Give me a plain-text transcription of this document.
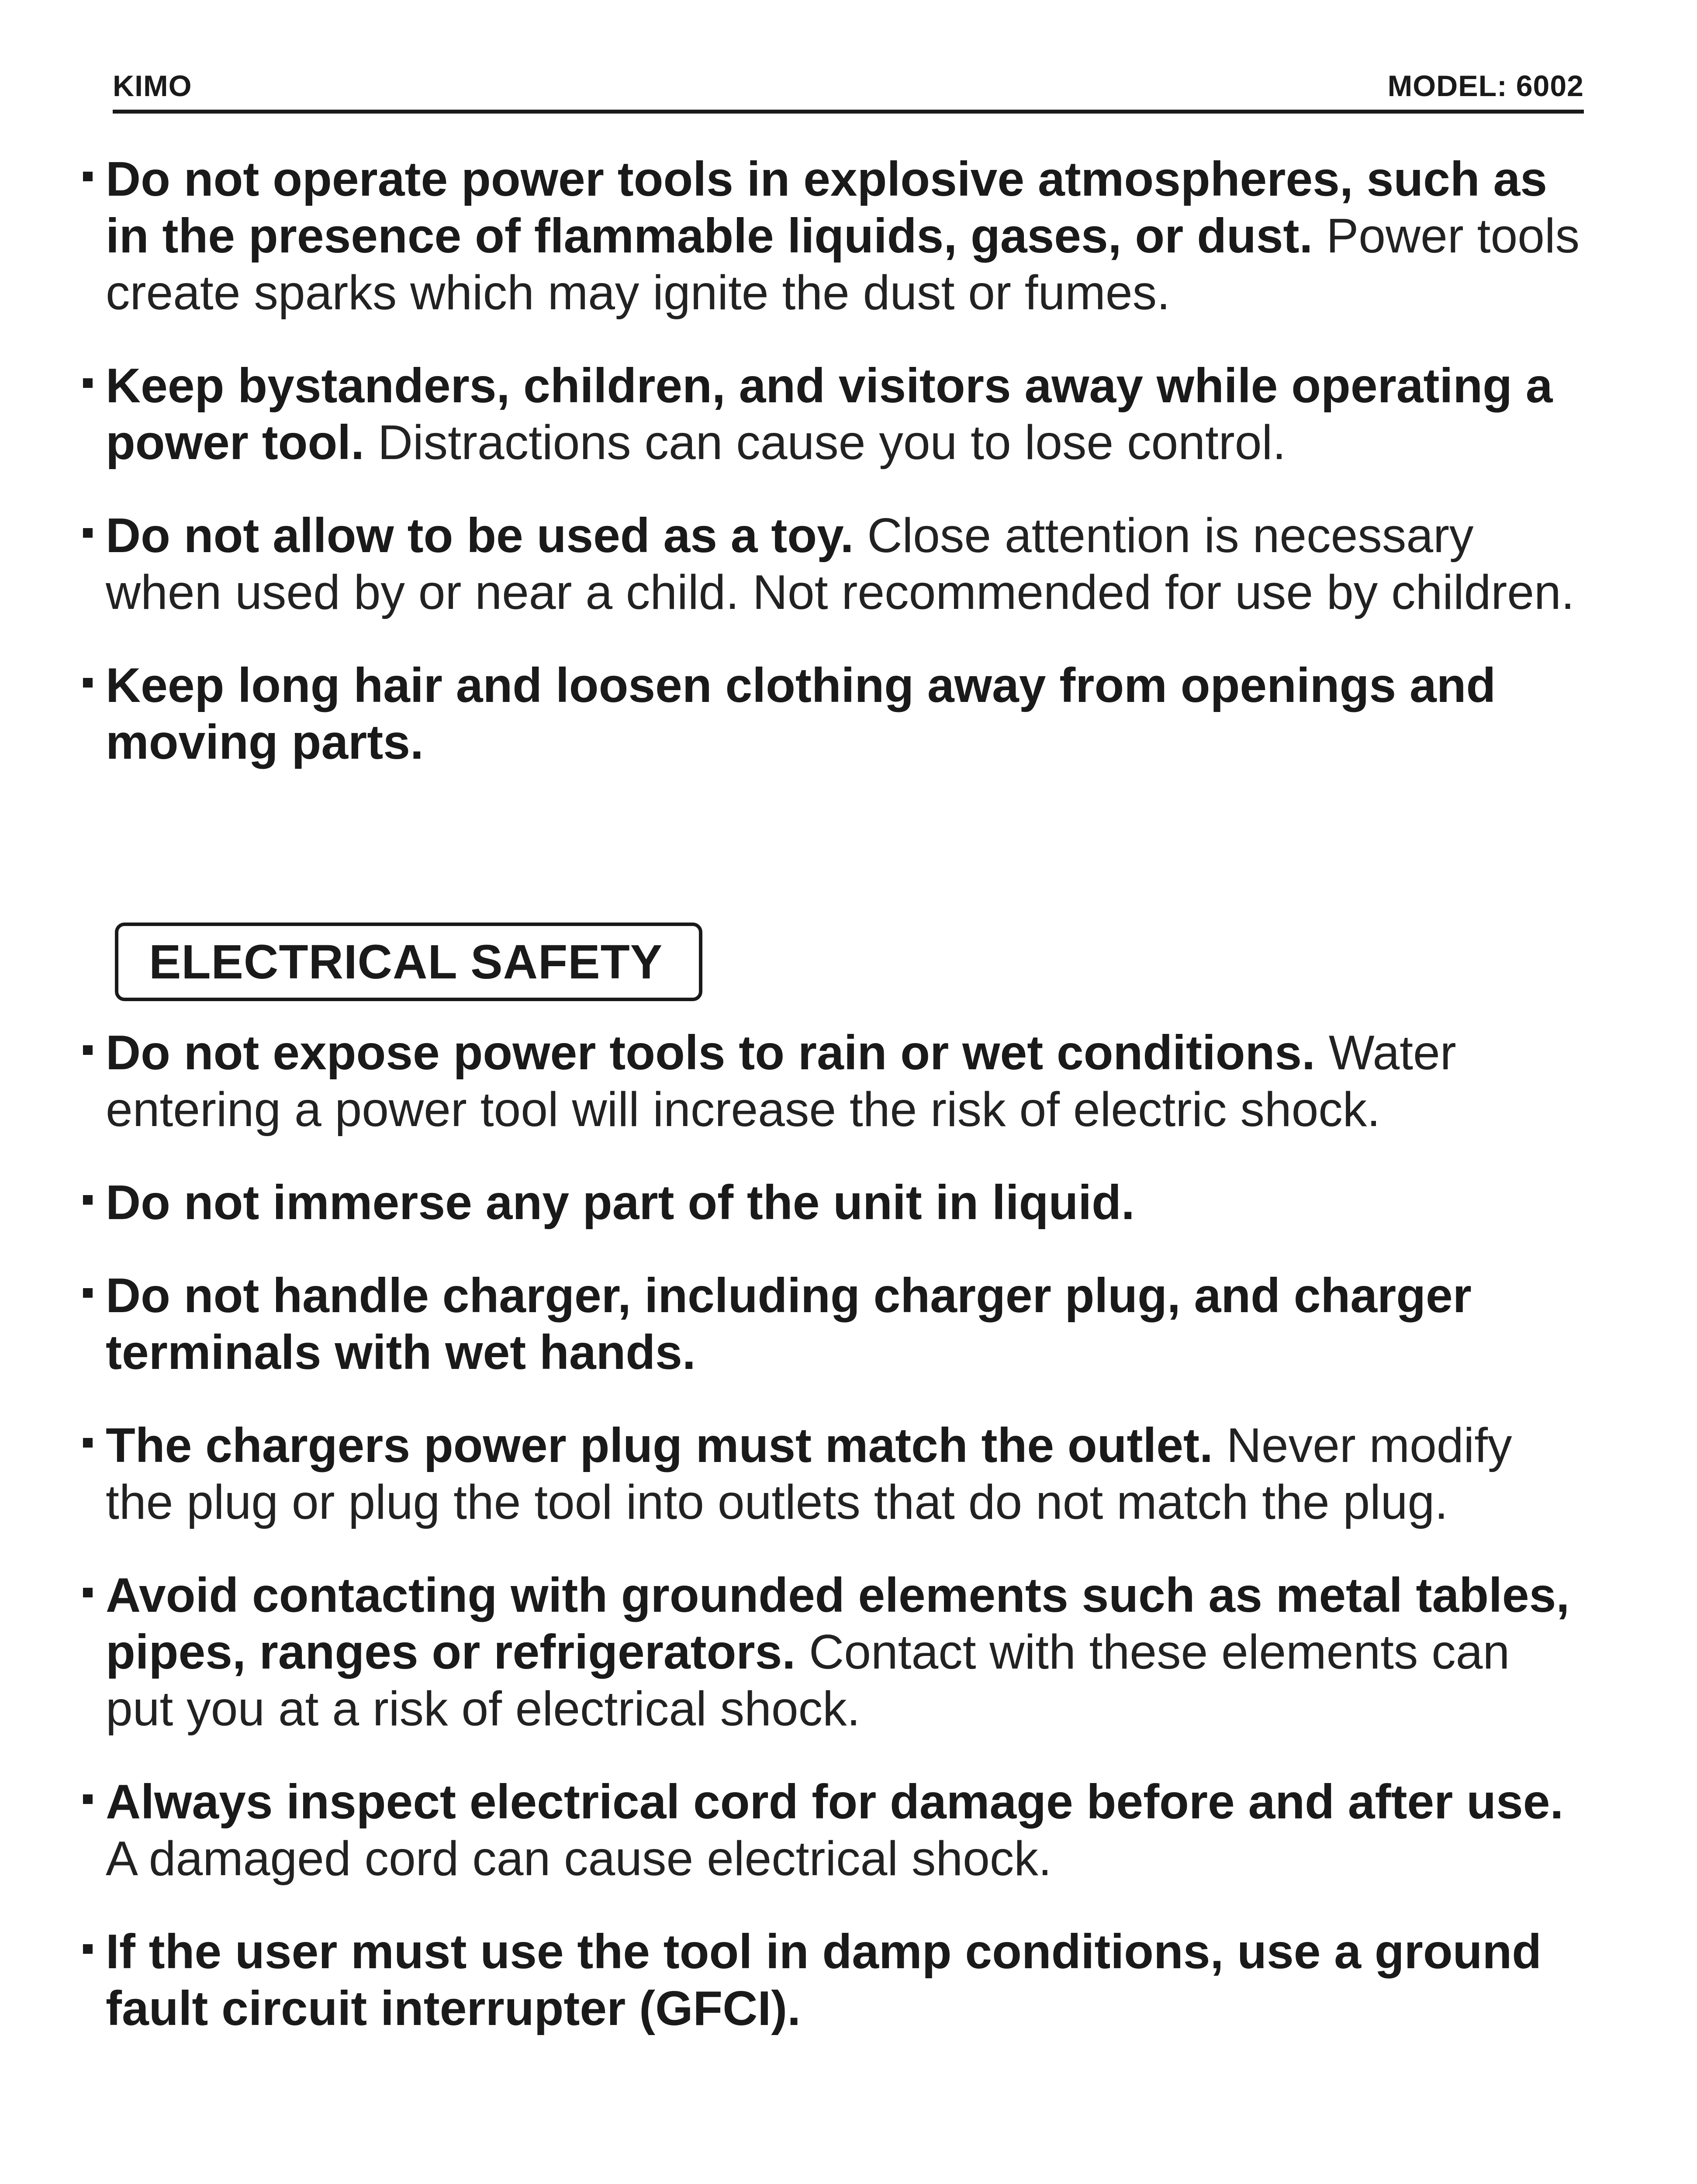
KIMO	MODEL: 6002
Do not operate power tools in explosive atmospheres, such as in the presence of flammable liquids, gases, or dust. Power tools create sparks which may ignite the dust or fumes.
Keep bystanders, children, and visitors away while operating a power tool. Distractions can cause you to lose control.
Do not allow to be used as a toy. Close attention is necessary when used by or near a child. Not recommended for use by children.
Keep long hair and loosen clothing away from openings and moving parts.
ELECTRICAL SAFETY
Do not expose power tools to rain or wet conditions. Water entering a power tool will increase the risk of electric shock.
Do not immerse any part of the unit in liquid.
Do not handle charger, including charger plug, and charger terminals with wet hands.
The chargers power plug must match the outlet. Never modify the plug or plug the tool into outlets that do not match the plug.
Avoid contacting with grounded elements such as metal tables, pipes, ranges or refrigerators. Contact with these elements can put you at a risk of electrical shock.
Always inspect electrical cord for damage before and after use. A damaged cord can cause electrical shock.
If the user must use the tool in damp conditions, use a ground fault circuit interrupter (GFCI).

· · · · · · ·

Task prompt – Where a line above contains the string "must", copy that line.

Answer for the task –
The chargers power plug must match the outlet. Never modify the plug or plug the tool into outlets that do not match the plug.
If the user must use the tool in damp conditions, use a ground fault circuit interrupter (GFCI).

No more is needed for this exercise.